Prompt => Restate the records in their entirety, word for word.
━━━━━ Material provided
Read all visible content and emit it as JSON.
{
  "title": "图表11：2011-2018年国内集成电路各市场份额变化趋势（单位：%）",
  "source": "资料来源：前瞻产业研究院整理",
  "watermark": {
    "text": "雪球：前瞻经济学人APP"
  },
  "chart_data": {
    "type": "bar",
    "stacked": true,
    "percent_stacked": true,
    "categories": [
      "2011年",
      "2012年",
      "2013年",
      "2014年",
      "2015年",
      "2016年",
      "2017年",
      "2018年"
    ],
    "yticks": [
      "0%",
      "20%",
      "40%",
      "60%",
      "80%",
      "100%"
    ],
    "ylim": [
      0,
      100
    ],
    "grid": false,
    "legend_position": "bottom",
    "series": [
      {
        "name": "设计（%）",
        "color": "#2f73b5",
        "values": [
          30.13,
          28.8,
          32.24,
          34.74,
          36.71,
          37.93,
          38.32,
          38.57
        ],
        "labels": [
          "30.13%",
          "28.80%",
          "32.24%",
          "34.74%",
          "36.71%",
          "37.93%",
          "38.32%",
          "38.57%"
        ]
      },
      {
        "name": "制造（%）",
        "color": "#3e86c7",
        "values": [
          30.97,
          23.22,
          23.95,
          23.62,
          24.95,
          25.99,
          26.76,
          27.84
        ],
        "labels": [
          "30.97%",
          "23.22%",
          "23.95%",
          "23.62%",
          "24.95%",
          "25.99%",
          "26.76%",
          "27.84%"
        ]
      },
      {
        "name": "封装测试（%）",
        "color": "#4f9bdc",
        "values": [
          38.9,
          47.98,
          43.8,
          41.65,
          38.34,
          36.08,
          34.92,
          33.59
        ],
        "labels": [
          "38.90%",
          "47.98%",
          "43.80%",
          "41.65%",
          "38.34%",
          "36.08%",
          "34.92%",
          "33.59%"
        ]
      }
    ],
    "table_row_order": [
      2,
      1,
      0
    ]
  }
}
━━━━━━━━━━
Full answer =>
Read all visible content and emit it as JSON.
{
  "title": "图表11：2011-2018年国内集成电路各市场份额变化趋势（单位：%）",
  "source": "资料来源：前瞻产业研究院整理",
  "watermark": {
    "text": "雪球：前瞻经济学人APP"
  },
  "chart_data": {
    "type": "bar",
    "stacked": true,
    "percent_stacked": true,
    "categories": [
      "2011年",
      "2012年",
      "2013年",
      "2014年",
      "2015年",
      "2016年",
      "2017年",
      "2018年"
    ],
    "yticks": [
      "0%",
      "20%",
      "40%",
      "60%",
      "80%",
      "100%"
    ],
    "ylim": [
      0,
      100
    ],
    "grid": false,
    "legend_position": "bottom",
    "series": [
      {
        "name": "设计（%）",
        "color": "#2f73b5",
        "values": [
          30.13,
          28.8,
          32.24,
          34.74,
          36.71,
          37.93,
          38.32,
          38.57
        ],
        "labels": [
          "30.13%",
          "28.80%",
          "32.24%",
          "34.74%",
          "36.71%",
          "37.93%",
          "38.32%",
          "38.57%"
        ]
      },
      {
        "name": "制造（%）",
        "color": "#3e86c7",
        "values": [
          30.97,
          23.22,
          23.95,
          23.62,
          24.95,
          25.99,
          26.76,
          27.84
        ],
        "labels": [
          "30.97%",
          "23.22%",
          "23.95%",
          "23.62%",
          "24.95%",
          "25.99%",
          "26.76%",
          "27.84%"
        ]
      },
      {
        "name": "封装测试（%）",
        "color": "#4f9bdc",
        "values": [
          38.9,
          47.98,
          43.8,
          41.65,
          38.34,
          36.08,
          34.92,
          33.59
        ],
        "labels": [
          "38.90%",
          "47.98%",
          "43.80%",
          "41.65%",
          "38.34%",
          "36.08%",
          "34.92%",
          "33.59%"
        ]
      }
    ],
    "table_row_order": [
      2,
      1,
      0
    ]
  }
}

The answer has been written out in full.